--- Start ---

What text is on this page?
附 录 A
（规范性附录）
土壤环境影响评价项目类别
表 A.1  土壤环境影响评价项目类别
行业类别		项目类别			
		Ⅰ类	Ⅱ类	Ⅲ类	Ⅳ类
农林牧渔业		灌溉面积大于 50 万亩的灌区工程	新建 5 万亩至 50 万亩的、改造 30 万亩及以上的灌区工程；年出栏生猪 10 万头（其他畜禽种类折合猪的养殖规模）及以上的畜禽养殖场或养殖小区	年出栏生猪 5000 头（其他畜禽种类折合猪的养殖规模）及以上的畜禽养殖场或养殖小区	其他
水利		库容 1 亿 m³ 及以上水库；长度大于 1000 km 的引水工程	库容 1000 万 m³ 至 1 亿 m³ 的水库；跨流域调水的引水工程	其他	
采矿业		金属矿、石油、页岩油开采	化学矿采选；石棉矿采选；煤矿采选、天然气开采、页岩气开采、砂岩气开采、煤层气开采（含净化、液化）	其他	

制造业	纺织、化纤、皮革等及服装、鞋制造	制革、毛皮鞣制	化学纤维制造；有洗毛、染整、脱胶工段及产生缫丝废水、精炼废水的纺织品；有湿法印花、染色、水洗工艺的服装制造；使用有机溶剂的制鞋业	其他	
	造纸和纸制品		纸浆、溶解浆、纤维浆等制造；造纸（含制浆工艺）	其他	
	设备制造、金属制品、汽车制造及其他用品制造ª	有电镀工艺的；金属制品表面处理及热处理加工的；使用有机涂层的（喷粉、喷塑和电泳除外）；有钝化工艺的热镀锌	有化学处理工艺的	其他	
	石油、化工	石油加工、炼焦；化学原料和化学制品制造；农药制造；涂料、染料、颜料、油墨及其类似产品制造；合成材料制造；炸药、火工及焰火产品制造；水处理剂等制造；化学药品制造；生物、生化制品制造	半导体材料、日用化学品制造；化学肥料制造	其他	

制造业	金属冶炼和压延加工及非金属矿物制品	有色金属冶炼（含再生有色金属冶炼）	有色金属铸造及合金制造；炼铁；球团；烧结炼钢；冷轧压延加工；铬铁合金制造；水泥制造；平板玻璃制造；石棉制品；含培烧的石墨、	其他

--- End ---
--- Start ---

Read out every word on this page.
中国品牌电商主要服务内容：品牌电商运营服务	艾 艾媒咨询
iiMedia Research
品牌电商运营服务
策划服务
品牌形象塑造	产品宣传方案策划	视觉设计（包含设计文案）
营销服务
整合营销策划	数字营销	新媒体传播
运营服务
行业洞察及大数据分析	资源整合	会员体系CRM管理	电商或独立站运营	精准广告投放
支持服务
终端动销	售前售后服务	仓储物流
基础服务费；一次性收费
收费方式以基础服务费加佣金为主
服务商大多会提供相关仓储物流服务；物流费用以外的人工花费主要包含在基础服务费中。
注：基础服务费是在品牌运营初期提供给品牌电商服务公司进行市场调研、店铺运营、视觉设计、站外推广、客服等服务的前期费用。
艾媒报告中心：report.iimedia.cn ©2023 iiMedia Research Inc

--- End ---

**Given exercise:** Search the listing for the word "page" and return each line that holds it.

**Task answer:**
What text is on this page?
Read out every word on this page.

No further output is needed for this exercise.